Tell how many lines have the string "image" in them, and write nothing besides the number.
-- Start of ROWS --
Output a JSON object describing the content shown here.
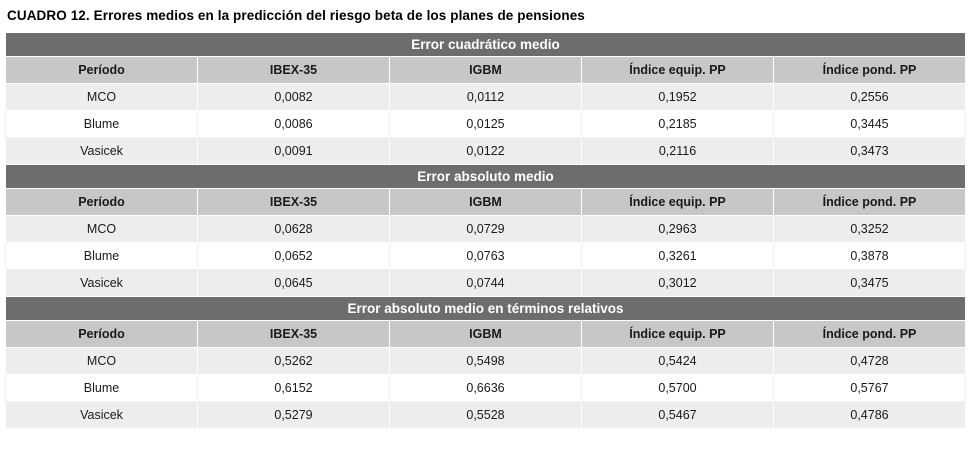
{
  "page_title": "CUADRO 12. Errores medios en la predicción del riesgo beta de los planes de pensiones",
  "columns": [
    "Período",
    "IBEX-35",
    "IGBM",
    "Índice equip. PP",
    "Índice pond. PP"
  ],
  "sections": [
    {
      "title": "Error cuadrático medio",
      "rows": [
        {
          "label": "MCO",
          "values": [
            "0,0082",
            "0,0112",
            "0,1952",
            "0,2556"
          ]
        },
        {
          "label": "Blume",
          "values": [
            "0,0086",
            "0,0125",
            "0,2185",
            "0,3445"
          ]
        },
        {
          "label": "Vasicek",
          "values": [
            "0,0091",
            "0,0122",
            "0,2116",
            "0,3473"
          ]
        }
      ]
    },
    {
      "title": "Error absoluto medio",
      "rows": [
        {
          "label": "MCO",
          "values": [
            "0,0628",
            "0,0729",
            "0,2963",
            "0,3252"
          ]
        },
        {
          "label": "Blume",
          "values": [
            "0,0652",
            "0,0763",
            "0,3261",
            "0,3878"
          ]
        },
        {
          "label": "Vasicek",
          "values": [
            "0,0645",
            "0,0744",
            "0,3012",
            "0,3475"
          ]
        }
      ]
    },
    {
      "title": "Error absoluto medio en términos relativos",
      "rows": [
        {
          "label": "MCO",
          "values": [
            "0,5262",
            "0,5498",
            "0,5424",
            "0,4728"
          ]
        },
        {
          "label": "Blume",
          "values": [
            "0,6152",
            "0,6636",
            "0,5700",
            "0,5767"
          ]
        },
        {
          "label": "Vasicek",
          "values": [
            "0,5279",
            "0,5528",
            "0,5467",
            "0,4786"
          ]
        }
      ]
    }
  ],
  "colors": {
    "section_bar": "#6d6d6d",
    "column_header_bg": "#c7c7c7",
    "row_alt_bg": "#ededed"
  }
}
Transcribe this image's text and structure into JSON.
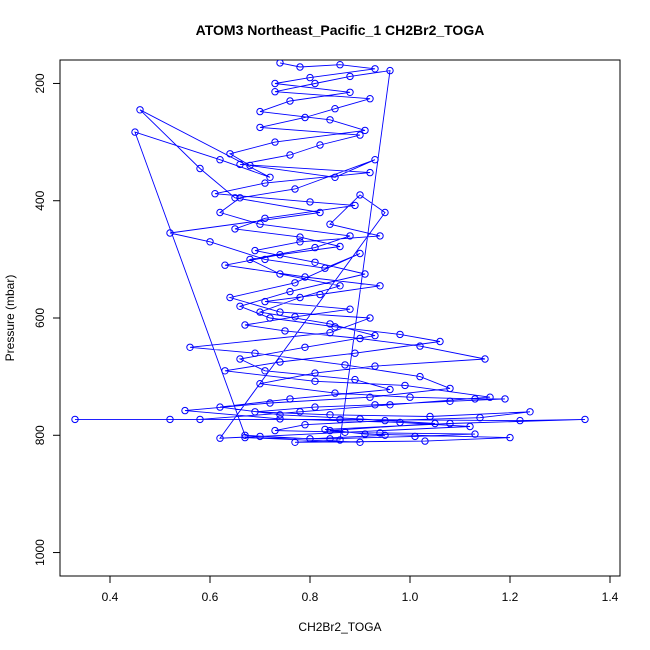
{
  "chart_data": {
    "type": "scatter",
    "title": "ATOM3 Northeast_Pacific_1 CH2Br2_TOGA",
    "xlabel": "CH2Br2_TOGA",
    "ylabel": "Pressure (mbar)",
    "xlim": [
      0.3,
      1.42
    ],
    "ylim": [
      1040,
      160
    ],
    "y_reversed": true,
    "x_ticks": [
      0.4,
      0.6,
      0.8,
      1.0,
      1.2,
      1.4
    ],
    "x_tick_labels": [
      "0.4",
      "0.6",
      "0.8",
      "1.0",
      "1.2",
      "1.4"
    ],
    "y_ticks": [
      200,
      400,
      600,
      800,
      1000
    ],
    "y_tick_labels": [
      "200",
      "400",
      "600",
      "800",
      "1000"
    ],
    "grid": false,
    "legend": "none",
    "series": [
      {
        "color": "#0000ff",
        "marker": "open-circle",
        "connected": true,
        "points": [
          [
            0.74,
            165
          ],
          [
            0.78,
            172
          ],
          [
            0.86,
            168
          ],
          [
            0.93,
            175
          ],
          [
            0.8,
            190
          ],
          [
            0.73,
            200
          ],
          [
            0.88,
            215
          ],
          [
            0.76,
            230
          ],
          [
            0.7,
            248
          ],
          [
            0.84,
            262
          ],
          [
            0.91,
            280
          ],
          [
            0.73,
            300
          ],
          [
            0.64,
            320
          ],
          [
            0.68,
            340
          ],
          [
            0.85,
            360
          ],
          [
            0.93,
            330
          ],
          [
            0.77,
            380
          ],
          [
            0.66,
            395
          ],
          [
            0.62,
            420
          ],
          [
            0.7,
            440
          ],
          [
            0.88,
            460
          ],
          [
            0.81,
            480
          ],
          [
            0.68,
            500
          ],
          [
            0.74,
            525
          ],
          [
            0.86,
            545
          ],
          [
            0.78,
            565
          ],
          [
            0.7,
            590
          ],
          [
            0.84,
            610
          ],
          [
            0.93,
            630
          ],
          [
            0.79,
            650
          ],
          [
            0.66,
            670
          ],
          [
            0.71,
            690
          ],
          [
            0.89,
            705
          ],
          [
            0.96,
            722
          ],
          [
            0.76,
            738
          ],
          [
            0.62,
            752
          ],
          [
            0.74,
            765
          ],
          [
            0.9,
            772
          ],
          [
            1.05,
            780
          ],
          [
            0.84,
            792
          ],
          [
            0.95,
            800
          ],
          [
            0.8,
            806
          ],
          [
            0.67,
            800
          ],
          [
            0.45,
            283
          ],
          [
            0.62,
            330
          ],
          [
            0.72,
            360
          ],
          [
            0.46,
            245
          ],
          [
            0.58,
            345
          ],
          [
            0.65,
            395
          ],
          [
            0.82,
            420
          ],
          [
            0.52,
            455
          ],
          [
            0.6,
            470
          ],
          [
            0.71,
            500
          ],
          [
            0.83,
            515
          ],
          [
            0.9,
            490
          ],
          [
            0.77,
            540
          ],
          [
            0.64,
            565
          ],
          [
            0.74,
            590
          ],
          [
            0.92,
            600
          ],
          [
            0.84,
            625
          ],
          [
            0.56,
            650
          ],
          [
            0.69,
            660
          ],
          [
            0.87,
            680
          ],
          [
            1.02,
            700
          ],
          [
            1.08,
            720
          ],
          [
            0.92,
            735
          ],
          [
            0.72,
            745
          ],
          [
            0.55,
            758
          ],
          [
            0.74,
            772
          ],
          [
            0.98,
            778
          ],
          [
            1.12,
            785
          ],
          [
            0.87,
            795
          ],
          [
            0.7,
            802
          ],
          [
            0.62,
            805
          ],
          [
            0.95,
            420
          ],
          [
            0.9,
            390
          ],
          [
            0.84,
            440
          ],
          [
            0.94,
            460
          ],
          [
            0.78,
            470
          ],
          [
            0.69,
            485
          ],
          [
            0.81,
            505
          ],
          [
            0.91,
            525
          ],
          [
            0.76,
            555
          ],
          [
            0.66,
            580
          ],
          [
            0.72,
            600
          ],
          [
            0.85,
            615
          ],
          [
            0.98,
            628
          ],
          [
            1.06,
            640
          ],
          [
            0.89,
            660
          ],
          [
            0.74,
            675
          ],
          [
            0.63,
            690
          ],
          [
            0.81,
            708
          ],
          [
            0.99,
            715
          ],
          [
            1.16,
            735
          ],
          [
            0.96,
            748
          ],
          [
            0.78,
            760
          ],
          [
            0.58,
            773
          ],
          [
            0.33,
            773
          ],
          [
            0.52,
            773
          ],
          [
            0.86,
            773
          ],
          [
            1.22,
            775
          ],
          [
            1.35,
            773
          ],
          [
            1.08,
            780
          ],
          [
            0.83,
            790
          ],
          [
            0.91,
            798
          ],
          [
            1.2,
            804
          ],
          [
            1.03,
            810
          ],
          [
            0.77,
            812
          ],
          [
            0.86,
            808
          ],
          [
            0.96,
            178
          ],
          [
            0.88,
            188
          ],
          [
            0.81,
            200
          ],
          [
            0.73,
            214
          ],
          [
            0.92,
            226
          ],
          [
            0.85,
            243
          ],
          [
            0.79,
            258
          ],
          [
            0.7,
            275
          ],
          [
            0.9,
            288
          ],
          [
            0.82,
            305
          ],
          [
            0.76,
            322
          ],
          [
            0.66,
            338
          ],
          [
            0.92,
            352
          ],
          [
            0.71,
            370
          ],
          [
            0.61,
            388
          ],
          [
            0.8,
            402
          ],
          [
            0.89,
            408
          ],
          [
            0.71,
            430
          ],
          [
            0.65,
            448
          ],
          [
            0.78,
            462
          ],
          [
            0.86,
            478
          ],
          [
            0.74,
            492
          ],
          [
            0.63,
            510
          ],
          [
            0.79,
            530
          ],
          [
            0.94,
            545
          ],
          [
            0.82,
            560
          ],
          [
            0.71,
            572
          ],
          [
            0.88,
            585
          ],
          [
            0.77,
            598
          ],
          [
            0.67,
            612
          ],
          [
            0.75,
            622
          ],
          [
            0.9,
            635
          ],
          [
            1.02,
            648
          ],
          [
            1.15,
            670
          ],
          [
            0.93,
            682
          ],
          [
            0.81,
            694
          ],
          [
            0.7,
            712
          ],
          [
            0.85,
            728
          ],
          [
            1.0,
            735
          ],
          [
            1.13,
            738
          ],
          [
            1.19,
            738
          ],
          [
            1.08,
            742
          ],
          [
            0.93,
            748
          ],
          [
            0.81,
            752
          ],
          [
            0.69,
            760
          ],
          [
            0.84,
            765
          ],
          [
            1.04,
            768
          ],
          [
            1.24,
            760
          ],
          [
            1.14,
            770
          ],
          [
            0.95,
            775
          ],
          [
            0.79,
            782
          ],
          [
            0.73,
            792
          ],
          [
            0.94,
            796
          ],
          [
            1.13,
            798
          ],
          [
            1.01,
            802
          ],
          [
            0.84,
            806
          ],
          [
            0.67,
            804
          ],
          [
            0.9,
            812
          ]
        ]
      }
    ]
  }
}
-- End of ROWS --
-- Start of ROWS --
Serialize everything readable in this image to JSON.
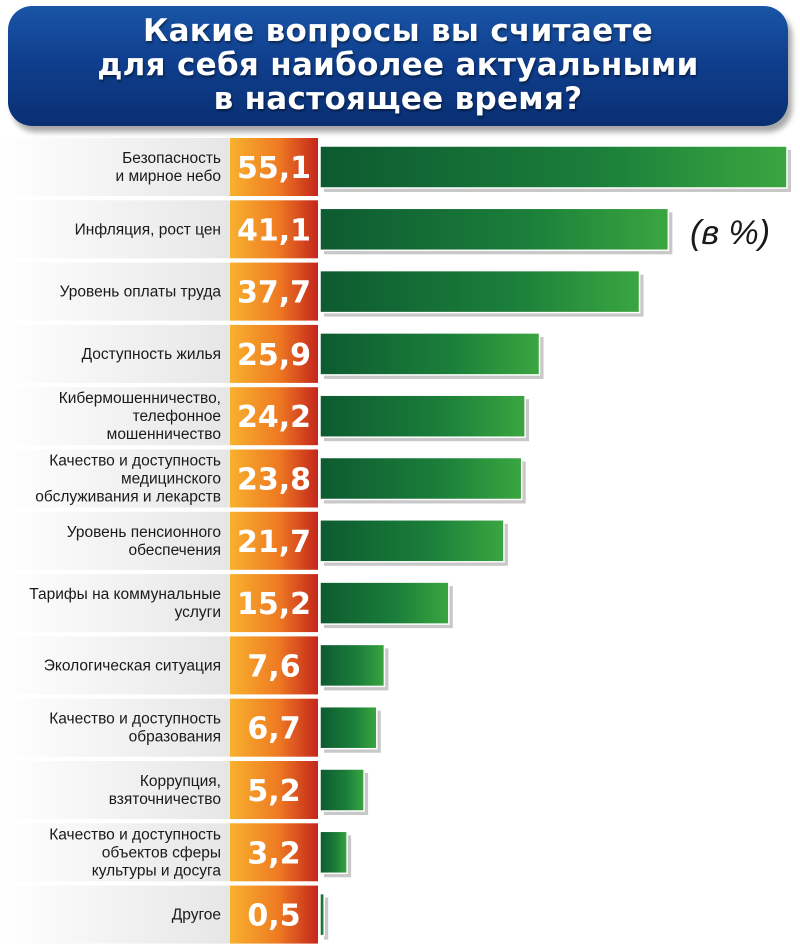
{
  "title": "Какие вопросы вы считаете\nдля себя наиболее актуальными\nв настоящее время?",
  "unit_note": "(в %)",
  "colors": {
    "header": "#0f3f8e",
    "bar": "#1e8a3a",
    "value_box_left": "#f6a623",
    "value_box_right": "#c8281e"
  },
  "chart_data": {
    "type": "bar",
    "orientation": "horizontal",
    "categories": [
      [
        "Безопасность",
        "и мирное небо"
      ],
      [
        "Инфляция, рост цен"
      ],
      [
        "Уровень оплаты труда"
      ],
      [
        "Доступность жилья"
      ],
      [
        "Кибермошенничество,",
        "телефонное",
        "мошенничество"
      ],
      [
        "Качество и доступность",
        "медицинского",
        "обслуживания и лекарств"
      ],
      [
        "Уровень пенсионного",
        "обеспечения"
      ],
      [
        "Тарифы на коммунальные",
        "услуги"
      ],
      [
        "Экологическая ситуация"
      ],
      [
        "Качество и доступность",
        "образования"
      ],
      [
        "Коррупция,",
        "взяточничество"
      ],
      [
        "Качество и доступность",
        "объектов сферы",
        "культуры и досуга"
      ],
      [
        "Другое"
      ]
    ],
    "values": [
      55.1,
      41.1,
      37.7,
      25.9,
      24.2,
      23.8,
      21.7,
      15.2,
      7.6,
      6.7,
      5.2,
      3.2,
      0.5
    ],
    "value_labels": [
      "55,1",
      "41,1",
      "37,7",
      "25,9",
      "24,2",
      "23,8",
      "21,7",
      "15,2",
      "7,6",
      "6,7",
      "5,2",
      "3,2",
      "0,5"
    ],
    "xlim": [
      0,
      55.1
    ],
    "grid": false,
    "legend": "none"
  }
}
-- End of ROWS --
-- Start of ROWS --
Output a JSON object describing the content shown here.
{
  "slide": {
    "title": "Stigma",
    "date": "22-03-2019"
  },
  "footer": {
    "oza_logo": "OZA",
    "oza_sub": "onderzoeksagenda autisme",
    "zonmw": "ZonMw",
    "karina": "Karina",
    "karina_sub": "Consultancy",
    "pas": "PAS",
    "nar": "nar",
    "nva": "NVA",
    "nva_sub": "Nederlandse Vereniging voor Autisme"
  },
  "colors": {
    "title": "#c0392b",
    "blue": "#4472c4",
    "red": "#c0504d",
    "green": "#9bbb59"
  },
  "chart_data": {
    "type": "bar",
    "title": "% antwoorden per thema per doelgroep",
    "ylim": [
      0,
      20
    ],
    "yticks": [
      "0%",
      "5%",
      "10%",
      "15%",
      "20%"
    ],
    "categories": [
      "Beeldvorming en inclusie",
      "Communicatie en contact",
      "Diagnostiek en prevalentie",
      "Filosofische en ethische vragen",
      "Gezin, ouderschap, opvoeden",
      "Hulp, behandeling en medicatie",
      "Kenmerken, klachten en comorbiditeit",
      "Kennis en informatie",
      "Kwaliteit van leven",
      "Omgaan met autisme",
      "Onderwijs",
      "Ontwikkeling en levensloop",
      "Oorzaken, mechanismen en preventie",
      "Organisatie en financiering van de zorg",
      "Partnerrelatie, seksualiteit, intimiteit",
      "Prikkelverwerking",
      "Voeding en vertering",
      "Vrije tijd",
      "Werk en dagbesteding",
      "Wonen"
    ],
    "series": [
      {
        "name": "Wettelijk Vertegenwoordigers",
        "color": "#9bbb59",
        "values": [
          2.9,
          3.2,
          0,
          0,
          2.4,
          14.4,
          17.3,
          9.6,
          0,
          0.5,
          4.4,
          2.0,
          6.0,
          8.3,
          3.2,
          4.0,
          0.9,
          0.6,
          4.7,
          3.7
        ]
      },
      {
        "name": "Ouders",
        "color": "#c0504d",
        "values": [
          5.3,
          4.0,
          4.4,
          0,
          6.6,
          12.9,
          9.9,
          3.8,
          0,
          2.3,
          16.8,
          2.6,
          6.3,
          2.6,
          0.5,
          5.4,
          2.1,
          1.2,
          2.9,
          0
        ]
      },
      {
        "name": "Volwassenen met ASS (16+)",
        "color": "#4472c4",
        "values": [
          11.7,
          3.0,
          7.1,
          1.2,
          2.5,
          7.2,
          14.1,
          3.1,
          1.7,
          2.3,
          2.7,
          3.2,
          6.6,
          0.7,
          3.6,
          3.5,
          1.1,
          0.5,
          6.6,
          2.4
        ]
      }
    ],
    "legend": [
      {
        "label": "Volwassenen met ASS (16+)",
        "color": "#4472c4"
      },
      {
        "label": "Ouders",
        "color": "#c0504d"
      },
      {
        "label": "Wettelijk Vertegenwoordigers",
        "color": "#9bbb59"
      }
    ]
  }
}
-- End of ROWS --
- PROBLEM SOLUTION
2